──────── Provided data

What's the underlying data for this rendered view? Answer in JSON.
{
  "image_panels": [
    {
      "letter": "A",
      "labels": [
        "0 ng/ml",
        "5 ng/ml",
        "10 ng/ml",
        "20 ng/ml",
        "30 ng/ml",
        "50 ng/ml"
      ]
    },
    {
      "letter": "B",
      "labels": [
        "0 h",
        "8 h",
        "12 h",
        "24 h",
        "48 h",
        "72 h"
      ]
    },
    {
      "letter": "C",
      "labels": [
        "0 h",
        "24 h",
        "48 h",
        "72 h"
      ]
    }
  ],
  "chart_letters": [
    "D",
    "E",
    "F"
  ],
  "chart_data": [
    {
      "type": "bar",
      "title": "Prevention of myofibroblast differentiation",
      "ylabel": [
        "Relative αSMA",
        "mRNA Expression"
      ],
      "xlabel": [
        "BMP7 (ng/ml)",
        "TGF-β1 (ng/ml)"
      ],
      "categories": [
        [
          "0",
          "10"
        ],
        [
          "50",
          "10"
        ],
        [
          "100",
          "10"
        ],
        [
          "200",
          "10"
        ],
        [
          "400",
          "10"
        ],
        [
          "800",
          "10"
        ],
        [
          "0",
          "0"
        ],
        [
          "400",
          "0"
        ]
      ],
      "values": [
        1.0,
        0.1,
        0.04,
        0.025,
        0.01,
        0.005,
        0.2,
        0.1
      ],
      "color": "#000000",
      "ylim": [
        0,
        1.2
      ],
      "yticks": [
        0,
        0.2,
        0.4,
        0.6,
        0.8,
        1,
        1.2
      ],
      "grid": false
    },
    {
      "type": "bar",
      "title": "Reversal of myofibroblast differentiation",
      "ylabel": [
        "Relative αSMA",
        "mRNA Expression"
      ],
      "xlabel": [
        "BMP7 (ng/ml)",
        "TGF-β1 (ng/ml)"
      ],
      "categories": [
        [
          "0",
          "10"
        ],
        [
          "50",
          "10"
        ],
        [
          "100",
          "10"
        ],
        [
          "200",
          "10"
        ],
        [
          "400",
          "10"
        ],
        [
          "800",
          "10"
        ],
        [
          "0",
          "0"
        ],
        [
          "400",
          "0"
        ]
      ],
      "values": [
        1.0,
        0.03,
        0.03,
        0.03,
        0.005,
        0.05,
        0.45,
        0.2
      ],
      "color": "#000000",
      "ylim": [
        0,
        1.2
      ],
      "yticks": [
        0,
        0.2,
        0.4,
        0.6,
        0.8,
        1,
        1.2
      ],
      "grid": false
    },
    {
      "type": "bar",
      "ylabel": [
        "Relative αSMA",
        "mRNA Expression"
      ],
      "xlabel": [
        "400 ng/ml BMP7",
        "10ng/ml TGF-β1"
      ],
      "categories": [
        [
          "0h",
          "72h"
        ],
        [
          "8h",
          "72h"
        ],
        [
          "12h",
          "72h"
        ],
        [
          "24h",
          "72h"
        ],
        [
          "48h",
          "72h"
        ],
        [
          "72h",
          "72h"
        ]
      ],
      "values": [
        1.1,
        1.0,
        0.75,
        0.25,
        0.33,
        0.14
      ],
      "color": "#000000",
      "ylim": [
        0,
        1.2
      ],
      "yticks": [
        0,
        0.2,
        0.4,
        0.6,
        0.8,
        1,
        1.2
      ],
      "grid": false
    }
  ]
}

────────────────

Problem to work on: Give only the number of lines in the data that hold the word "title".

Solution: 2